▶ **Task to complete**:
Take the entries below and reproduce them word for word.

▶ **Data provided**:
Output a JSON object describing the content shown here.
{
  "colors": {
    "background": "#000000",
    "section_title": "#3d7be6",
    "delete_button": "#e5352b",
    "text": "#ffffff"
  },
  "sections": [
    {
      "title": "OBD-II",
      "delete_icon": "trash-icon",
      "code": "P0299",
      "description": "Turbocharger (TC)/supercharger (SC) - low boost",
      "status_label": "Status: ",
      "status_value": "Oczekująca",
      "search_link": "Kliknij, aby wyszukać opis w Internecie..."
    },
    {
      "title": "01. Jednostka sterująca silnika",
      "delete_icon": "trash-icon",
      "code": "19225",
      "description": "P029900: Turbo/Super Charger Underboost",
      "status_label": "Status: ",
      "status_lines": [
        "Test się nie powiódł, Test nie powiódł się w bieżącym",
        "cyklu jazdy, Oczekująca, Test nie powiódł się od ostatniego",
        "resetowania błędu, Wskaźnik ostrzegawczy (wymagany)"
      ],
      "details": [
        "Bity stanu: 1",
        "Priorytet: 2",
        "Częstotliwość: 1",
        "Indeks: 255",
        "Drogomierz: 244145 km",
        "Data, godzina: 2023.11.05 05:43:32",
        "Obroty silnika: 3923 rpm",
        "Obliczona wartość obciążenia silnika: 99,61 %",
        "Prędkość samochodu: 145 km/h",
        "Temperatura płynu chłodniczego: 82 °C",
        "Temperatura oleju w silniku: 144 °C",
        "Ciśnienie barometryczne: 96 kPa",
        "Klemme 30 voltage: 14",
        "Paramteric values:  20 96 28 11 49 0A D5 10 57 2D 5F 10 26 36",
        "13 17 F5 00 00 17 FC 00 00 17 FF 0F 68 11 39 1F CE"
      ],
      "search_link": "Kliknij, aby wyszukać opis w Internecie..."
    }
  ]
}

▶ **Exercise output**:
Output a JSON object describing the content shown here.
{
  "colors": {
    "background": "#000000",
    "section_title": "#3d7be6",
    "delete_button": "#e5352b",
    "text": "#ffffff"
  },
  "sections": [
    {
      "title": "OBD-II",
      "delete_icon": "trash-icon",
      "code": "P0299",
      "description": "Turbocharger (TC)/supercharger (SC) - low boost",
      "status_label": "Status: ",
      "status_value": "Oczekująca",
      "search_link": "Kliknij, aby wyszukać opis w Internecie..."
    },
    {
      "title": "01. Jednostka sterująca silnika",
      "delete_icon": "trash-icon",
      "code": "19225",
      "description": "P029900: Turbo/Super Charger Underboost",
      "status_label": "Status: ",
      "status_lines": [
        "Test się nie powiódł, Test nie powiódł się w bieżącym",
        "cyklu jazdy, Oczekująca, Test nie powiódł się od ostatniego",
        "resetowania błędu, Wskaźnik ostrzegawczy (wymagany)"
      ],
      "details": [
        "Bity stanu: 1",
        "Priorytet: 2",
        "Częstotliwość: 1",
        "Indeks: 255",
        "Drogomierz: 244145 km",
        "Data, godzina: 2023.11.05 05:43:32",
        "Obroty silnika: 3923 rpm",
        "Obliczona wartość obciążenia silnika: 99,61 %",
        "Prędkość samochodu: 145 km/h",
        "Temperatura płynu chłodniczego: 82 °C",
        "Temperatura oleju w silniku: 144 °C",
        "Ciśnienie barometryczne: 96 kPa",
        "Klemme 30 voltage: 14",
        "Paramteric values:  20 96 28 11 49 0A D5 10 57 2D 5F 10 26 36",
        "13 17 F5 00 00 17 FC 00 00 17 FF 0F 68 11 39 1F CE"
      ],
      "search_link": "Kliknij, aby wyszukać opis w Internecie..."
    }
  ]
}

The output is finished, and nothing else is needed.